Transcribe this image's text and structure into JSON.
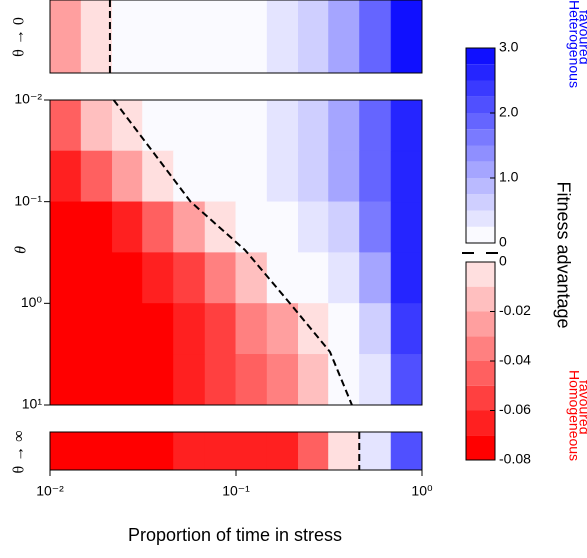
{
  "chart_data": {
    "type": "heatmap",
    "xlabel": "Proportion of time in stress",
    "ylabel": "θ",
    "log_x": true,
    "log_y": true,
    "y_inverted": true,
    "xlim": [
      0.01,
      1
    ],
    "xticks": [
      {
        "value": 0.01,
        "label": "10⁻²"
      },
      {
        "value": 0.1,
        "label": "10⁻¹"
      },
      {
        "value": 1,
        "label": "10⁰"
      }
    ],
    "ylim": [
      0.01,
      10
    ],
    "yticks": [
      {
        "value": 0.01,
        "label": "10⁻²"
      },
      {
        "value": 0.1,
        "label": "10⁻¹"
      },
      {
        "value": 1,
        "label": "10⁰"
      },
      {
        "value": 10,
        "label": "10¹"
      }
    ],
    "x": [
      0.012,
      0.018,
      0.026,
      0.038,
      0.056,
      0.083,
      0.12,
      0.18,
      0.26,
      0.38,
      0.56,
      0.83
    ],
    "y": [
      0.018,
      0.056,
      0.18,
      0.56,
      1.8,
      5.6
    ],
    "values": [
      [
        -0.05,
        -0.02,
        -0.005,
        0.05,
        0.1,
        0.15,
        0.2,
        0.35,
        0.7,
        1.2,
        1.9,
        2.7
      ],
      [
        -0.07,
        -0.05,
        -0.03,
        -0.005,
        0.05,
        0.1,
        0.15,
        0.3,
        0.6,
        1.1,
        1.8,
        2.7
      ],
      [
        -0.08,
        -0.08,
        -0.07,
        -0.05,
        -0.03,
        -0.01,
        0.05,
        0.15,
        0.3,
        0.7,
        1.5,
        2.6
      ],
      [
        -0.08,
        -0.08,
        -0.08,
        -0.07,
        -0.06,
        -0.04,
        -0.02,
        0.02,
        0.1,
        0.3,
        1.0,
        2.5
      ],
      [
        -0.08,
        -0.08,
        -0.08,
        -0.08,
        -0.07,
        -0.06,
        -0.04,
        -0.03,
        -0.005,
        0.1,
        0.6,
        2.3
      ],
      [
        -0.08,
        -0.08,
        -0.08,
        -0.08,
        -0.07,
        -0.06,
        -0.05,
        -0.04,
        -0.02,
        0.02,
        0.4,
        2.2
      ]
    ],
    "zero_contour": {
      "x": [
        0.022,
        0.057,
        0.112,
        0.195,
        0.32,
        0.42
      ],
      "y": [
        0.01,
        0.1,
        0.3,
        1,
        3,
        10
      ]
    },
    "strips": [
      {
        "label": "θ → 0",
        "values": [
          -0.03,
          -0.01,
          0.05,
          0.1,
          0.12,
          0.15,
          0.2,
          0.4,
          0.7,
          1.2,
          1.9,
          2.8
        ],
        "zero_x": 0.021
      },
      {
        "label": "θ → ∞",
        "values": [
          -0.08,
          -0.08,
          -0.08,
          -0.08,
          -0.07,
          -0.07,
          -0.07,
          -0.07,
          -0.05,
          -0.01,
          0.3,
          2.0
        ],
        "zero_x": 0.46
      }
    ],
    "colorbar": {
      "label": "Fitness advantage",
      "high_label": [
        "Heterogenous",
        "favoured"
      ],
      "low_label": [
        "Homogeneous",
        "favoured"
      ],
      "color_high": "#0000ff",
      "color_mid": "#ffffff",
      "color_low": "#ff0000",
      "levels_positive": [
        0,
        0.25,
        0.5,
        0.75,
        1,
        1.25,
        1.5,
        1.75,
        2,
        2.25,
        2.5,
        2.75,
        3
      ],
      "levels_negative": [
        -0.08,
        -0.07,
        -0.06,
        -0.05,
        -0.04,
        -0.03,
        -0.02,
        -0.01,
        0
      ],
      "ticks_positive": [
        0,
        {
          "value": 1,
          "label": "1.0"
        },
        {
          "value": 2,
          "label": "2.0"
        },
        {
          "value": 3,
          "label": "3.0"
        }
      ],
      "ticks_negative": [
        0,
        -0.02,
        -0.04,
        -0.06,
        -0.08
      ]
    }
  }
}
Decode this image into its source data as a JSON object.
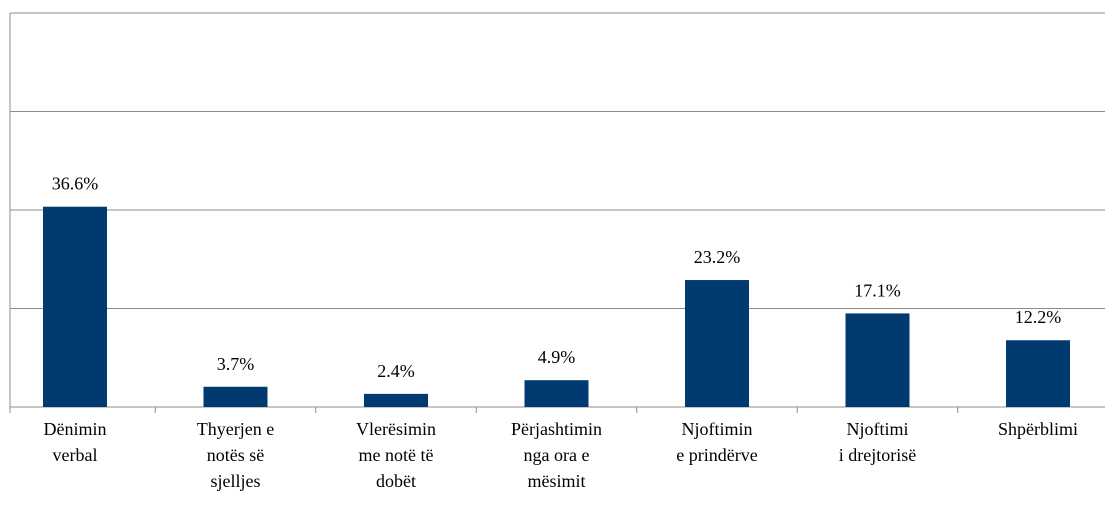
{
  "chart_data": {
    "type": "bar",
    "categories": [
      "Dënimin\nverbal",
      "Thyerjen e\nnotës së\nsjelljes",
      "Vlerësimin\nme notë të\ndobët",
      "Përjashtimin\nnga ora e\nmësimit",
      "Njoftimin\ne prindërve",
      "Njoftimi\ni drejtorisë",
      "Shpërblimi"
    ],
    "values": [
      36.6,
      3.7,
      2.4,
      4.9,
      23.2,
      17.1,
      12.2
    ],
    "value_labels": [
      "36.6%",
      "3.7%",
      "2.4%",
      "4.9%",
      "23.2%",
      "17.1%",
      "12.2%"
    ],
    "color": "#003a70",
    "ylim": [
      0,
      72
    ],
    "yticks": [
      0,
      18,
      36,
      54,
      72
    ],
    "grid": true
  }
}
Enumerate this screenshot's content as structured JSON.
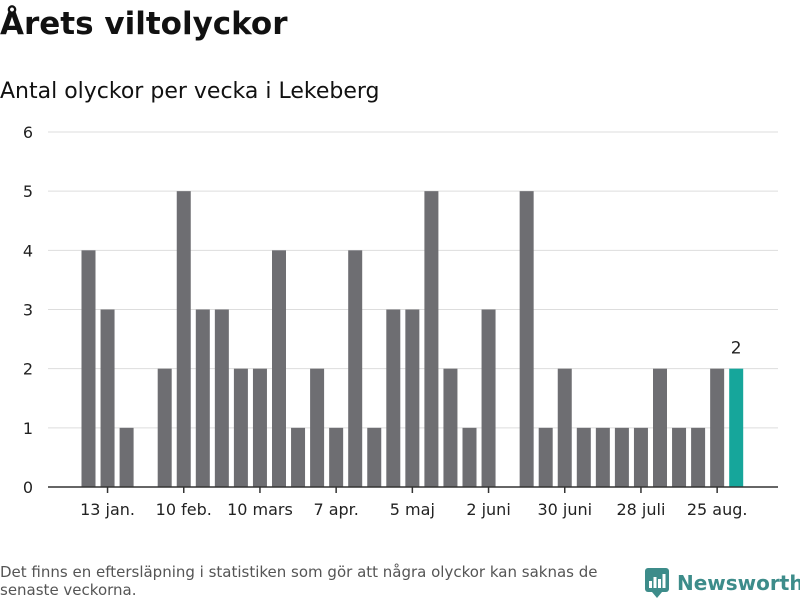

-------

* Your objective: Copy every line above word for word and exclude the pictures.

* Complete output:
Transcribe this image's text and structure into JSON.
{
  "chart_data": {
    "type": "heatmap",
    "xlabel": "Proportion of time in stress",
    "ylabel": "θ",
    "log_x": true,
    "log_y": true,
    "y_inverted": true,
    "xlim": [
      0.01,
      1
    ],
    "xticks": [
      {
        "value": 0.01,
        "label": "10⁻²"
      },
      {
        "value": 0.1,
        "label": "10⁻¹"
      },
      {
        "value": 1,
        "label": "10⁰"
      }
    ],
    "ylim": [
      0.01,
      10
    ],
    "yticks": [
      {
        "value": 0.01,
        "label": "10⁻²"
      },
      {
        "value": 0.1,
        "label": "10⁻¹"
      },
      {
        "value": 1,
        "label": "10⁰"
      },
      {
        "value": 10,
        "label": "10¹"
      }
    ],
    "x": [
      0.012,
      0.018,
      0.026,
      0.038,
      0.056,
      0.083,
      0.12,
      0.18,
      0.26,
      0.38,
      0.56,
      0.83
    ],
    "y": [
      0.018,
      0.056,
      0.18,
      0.56,
      1.8,
      5.6
    ],
    "values": [
      [
        -0.05,
        -0.02,
        -0.005,
        0.05,
        0.1,
        0.15,
        0.2,
        0.35,
        0.7,
        1.2,
        1.9,
        2.7
      ],
      [
        -0.07,
        -0.05,
        -0.03,
        -0.005,
        0.05,
        0.1,
        0.15,
        0.3,
        0.6,
        1.1,
        1.8,
        2.7
      ],
      [
        -0.08,
        -0.08,
        -0.07,
        -0.05,
        -0.03,
        -0.01,
        0.05,
        0.15,
        0.3,
        0.7,
        1.5,
        2.6
      ],
      [
        -0.08,
        -0.08,
        -0.08,
        -0.07,
        -0.06,
        -0.04,
        -0.02,
        0.02,
        0.1,
        0.3,
        1.0,
        2.5
      ],
      [
        -0.08,
        -0.08,
        -0.08,
        -0.08,
        -0.07,
        -0.06,
        -0.04,
        -0.03,
        -0.005,
        0.1,
        0.6,
        2.3
      ],
      [
        -0.08,
        -0.08,
        -0.08,
        -0.08,
        -0.07,
        -0.06,
        -0.05,
        -0.04,
        -0.02,
        0.02,
        0.4,
        2.2
      ]
    ],
    "zero_contour": {
      "x": [
        0.022,
        0.057,
        0.112,
        0.195,
        0.32,
        0.42
      ],
      "y": [
        0.01,
        0.1,
        0.3,
        1,
        3,
        10
      ]
    },
    "strips": [
      {
        "label": "θ → 0",
        "values": [
          -0.03,
          -0.01,
          0.05,
          0.1,
          0.12,
          0.15,
          0.2,
          0.4,
          0.7,
          1.2,
          1.9,
          2.8
        ],
        "zero_x": 0.021
      },
      {
        "label": "θ → ∞",
        "values": [
          -0.08,
          -0.08,
          -0.08,
          -0.08,
          -0.07,
          -0.07,
          -0.07,
          -0.07,
          -0.05,
          -0.01,
          0.3,
          2.0
        ],
        "zero_x": 0.46
      }
    ],
    "colorbar": {
      "label": "Fitness advantage",
      "high_label": [
        "Heterogenous",
        "favoured"
      ],
      "low_label": [
        "Homogeneous",
        "favoured"
      ],
      "color_high": "#0000ff",
      "color_mid": "#ffffff",
      "color_low": "#ff0000",
      "levels_positive": [
        0,
        0.25,
        0.5,
        0.75,
        1,
        1.25,
        1.5,
        1.75,
        2,
        2.25,
        2.5,
        2.75,
        3
      ],
      "levels_negative": [
        -0.08,
        -0.07,
        -0.06,
        -0.05,
        -0.04,
        -0.03,
        -0.02,
        -0.01,
        0
      ],
      "ticks_positive": [
        0,
        {
          "value": 1,
          "label": "1.0"
        },
        {
          "value": 2,
          "label": "2.0"
        },
        {
          "value": 3,
          "label": "3.0"
        }
      ],
      "ticks_negative": [
        0,
        -0.02,
        -0.04,
        -0.06,
        -0.08
      ]
    }
  }
}
Decode this image into its source data as a JSON object.
{
  "chart_data": {
    "type": "bar",
    "categories": [
      "Dënimin\nverbal",
      "Thyerjen e\nnotës së\nsjelljes",
      "Vlerësimin\nme notë të\ndobët",
      "Përjashtimin\nnga ora e\nmësimit",
      "Njoftimin\ne prindërve",
      "Njoftimi\ni drejtorisë",
      "Shpërblimi"
    ],
    "values": [
      36.6,
      3.7,
      2.4,
      4.9,
      23.2,
      17.1,
      12.2
    ],
    "value_labels": [
      "36.6%",
      "3.7%",
      "2.4%",
      "4.9%",
      "23.2%",
      "17.1%",
      "12.2%"
    ],
    "color": "#003a70",
    "ylim": [
      0,
      72
    ],
    "yticks": [
      0,
      18,
      36,
      54,
      72
    ],
    "grid": true
  }
}
Enumerate this screenshot's content as structured JSON.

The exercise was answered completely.